TASK TO COMPLETE
Copy all of the material exactly. Pictures are not to appear in the copy.

EXCERPTED RECORDS
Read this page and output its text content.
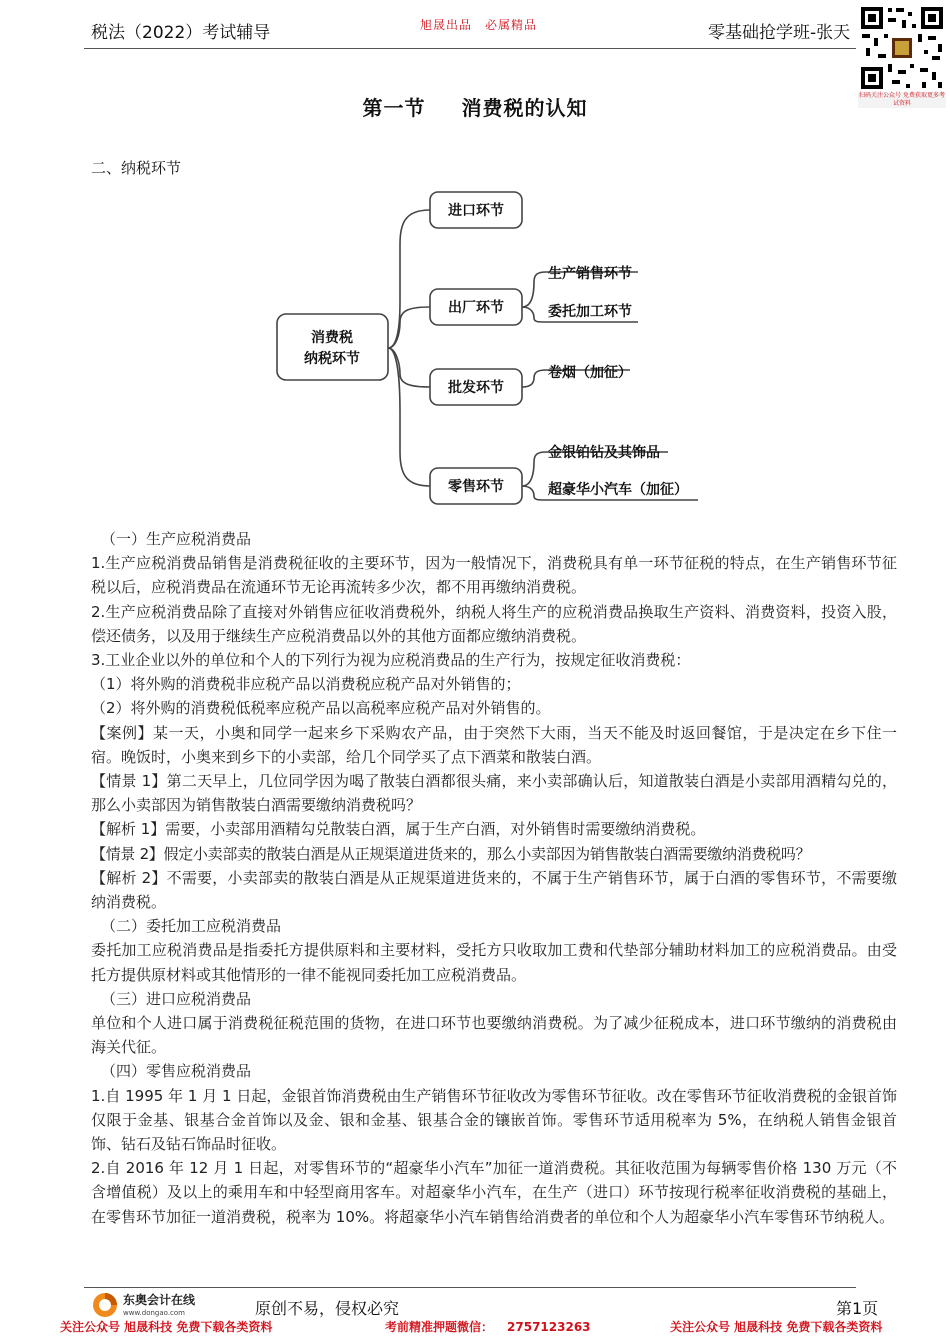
税法（2022）考试辅导	旭晟出品　必属精品	零基础抢学班-张天
扫码关注公众号 免费获取更多考试资料
第一节 消费税的认知
二、纳税环节
消费税
纳税环节
进口环节
出厂环节
批发环节
零售环节
生产销售环节
委托加工环节
卷烟（加征）
金银铂钻及其饰品
超豪华小汽车（加征）

（一）生产应税消费品

1.生产应税消费品销售是消费税征收的主要环节，因为一般情况下，消费税具有单一环节征税的特点，在生产销售环节征税以后，应税消费品在流通环节无论再流转多少次，都不用再缴纳消费税。

2.生产应税消费品除了直接对外销售应征收消费税外，纳税人将生产的应税消费品换取生产资料、消费资料，投资入股，偿还债务，以及用于继续生产应税消费品以外的其他方面都应缴纳消费税。

3.工业企业以外的单位和个人的下列行为视为应税消费品的生产行为，按规定征收消费税：

（1）将外购的消费税非应税产品以消费税应税产品对外销售的；

（2）将外购的消费税低税率应税产品以高税率应税产品对外销售的。

【案例】某一天，小奥和同学一起来乡下采购农产品，由于突然下大雨，当天不能及时返回餐馆，于是决定在乡下住一宿。晚饭时，小奥来到乡下的小卖部，给几个同学买了点下酒菜和散装白酒。

【情景 1】第二天早上，几位同学因为喝了散装白酒都很头痛，来小卖部确认后，知道散装白酒是小卖部用酒精勾兑的，那么小卖部因为销售散装白酒需要缴纳消费税吗？

【解析 1】需要，小卖部用酒精勾兑散装白酒，属于生产白酒，对外销售时需要缴纳消费税。

【情景 2】假定小卖部卖的散装白酒是从正规渠道进货来的，那么小卖部因为销售散装白酒需要缴纳消费税吗？

【解析 2】不需要，小卖部卖的散装白酒是从正规渠道进货来的，不属于生产销售环节，属于白酒的零售环节，不需要缴纳消费税。

（二）委托加工应税消费品

委托加工应税消费品是指委托方提供原料和主要材料，受托方只收取加工费和代垫部分辅助材料加工的应税消费品。由受托方提供原材料或其他情形的一律不能视同委托加工应税消费品。

（三）进口应税消费品

单位和个人进口属于消费税征税范围的货物，在进口环节也要缴纳消费税。为了减少征税成本，进口环节缴纳的消费税由海关代征。

（四）零售应税消费品

1.自 1995 年 1 月 1 日起，金银首饰消费税由生产销售环节征收改为零售环节征收。改在零售环节征收消费税的金银首饰仅限于金基、银基合金首饰以及金、银和金基、银基合金的镶嵌首饰。零售环节适用税率为 5%，在纳税人销售金银首饰、钻石及钻石饰品时征收。

2.自 2016 年 12 月 1 日起，对零售环节的“超豪华小汽车”加征一道消费税。其征收范围为每辆零售价格 130 万元（不含增值税）及以上的乘用车和中轻型商用客车。对超豪华小汽车，在生产（进口）环节按现行税率征收消费税的基础上，在零售环节加征一道消费税，税率为 10%。将超豪华小汽车销售给消费者的单位和个人为超豪华小汽车零售环节纳税人。

东奥会计在线
www.dongao.com	原创不易，侵权必究	第1页
关注公众号 旭晟科技 免费下载各类资料	考前精准押题微信： 2757123263	关注公众号 旭晟科技 免费下载各类资料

THE RESULT
Read this page and output its text content.
税法（2022）考试辅导	旭晟出品　必属精品	零基础抢学班-张天
扫码关注公众号 免费获取更多考试资料
第一节 消费税的认知
二、纳税环节
消费税
纳税环节
进口环节
出厂环节
批发环节
零售环节
生产销售环节
委托加工环节
卷烟（加征）
金银铂钻及其饰品
超豪华小汽车（加征）

（一）生产应税消费品

1.生产应税消费品销售是消费税征收的主要环节，因为一般情况下，消费税具有单一环节征税的特点，在生产销售环节征税以后，应税消费品在流通环节无论再流转多少次，都不用再缴纳消费税。

2.生产应税消费品除了直接对外销售应征收消费税外，纳税人将生产的应税消费品换取生产资料、消费资料，投资入股，偿还债务，以及用于继续生产应税消费品以外的其他方面都应缴纳消费税。

3.工业企业以外的单位和个人的下列行为视为应税消费品的生产行为，按规定征收消费税：

（1）将外购的消费税非应税产品以消费税应税产品对外销售的；

（2）将外购的消费税低税率应税产品以高税率应税产品对外销售的。

【案例】某一天，小奥和同学一起来乡下采购农产品，由于突然下大雨，当天不能及时返回餐馆，于是决定在乡下住一宿。晚饭时，小奥来到乡下的小卖部，给几个同学买了点下酒菜和散装白酒。

【情景 1】第二天早上，几位同学因为喝了散装白酒都很头痛，来小卖部确认后，知道散装白酒是小卖部用酒精勾兑的，那么小卖部因为销售散装白酒需要缴纳消费税吗？

【解析 1】需要，小卖部用酒精勾兑散装白酒，属于生产白酒，对外销售时需要缴纳消费税。

【情景 2】假定小卖部卖的散装白酒是从正规渠道进货来的，那么小卖部因为销售散装白酒需要缴纳消费税吗？

【解析 2】不需要，小卖部卖的散装白酒是从正规渠道进货来的，不属于生产销售环节，属于白酒的零售环节，不需要缴纳消费税。

（二）委托加工应税消费品

委托加工应税消费品是指委托方提供原料和主要材料，受托方只收取加工费和代垫部分辅助材料加工的应税消费品。由受托方提供原材料或其他情形的一律不能视同委托加工应税消费品。

（三）进口应税消费品

单位和个人进口属于消费税征税范围的货物，在进口环节也要缴纳消费税。为了减少征税成本，进口环节缴纳的消费税由海关代征。

（四）零售应税消费品

1.自 1995 年 1 月 1 日起，金银首饰消费税由生产销售环节征收改为零售环节征收。改在零售环节征收消费税的金银首饰仅限于金基、银基合金首饰以及金、银和金基、银基合金的镶嵌首饰。零售环节适用税率为 5%，在纳税人销售金银首饰、钻石及钻石饰品时征收。

2.自 2016 年 12 月 1 日起，对零售环节的“超豪华小汽车”加征一道消费税。其征收范围为每辆零售价格 130 万元（不含增值税）及以上的乘用车和中轻型商用客车。对超豪华小汽车，在生产（进口）环节按现行税率征收消费税的基础上，在零售环节加征一道消费税，税率为 10%。将超豪华小汽车销售给消费者的单位和个人为超豪华小汽车零售环节纳税人。

东奥会计在线
www.dongao.com	原创不易，侵权必究	第1页
关注公众号 旭晟科技 免费下载各类资料	考前精准押题微信： 2757123263	关注公众号 旭晟科技 免费下载各类资料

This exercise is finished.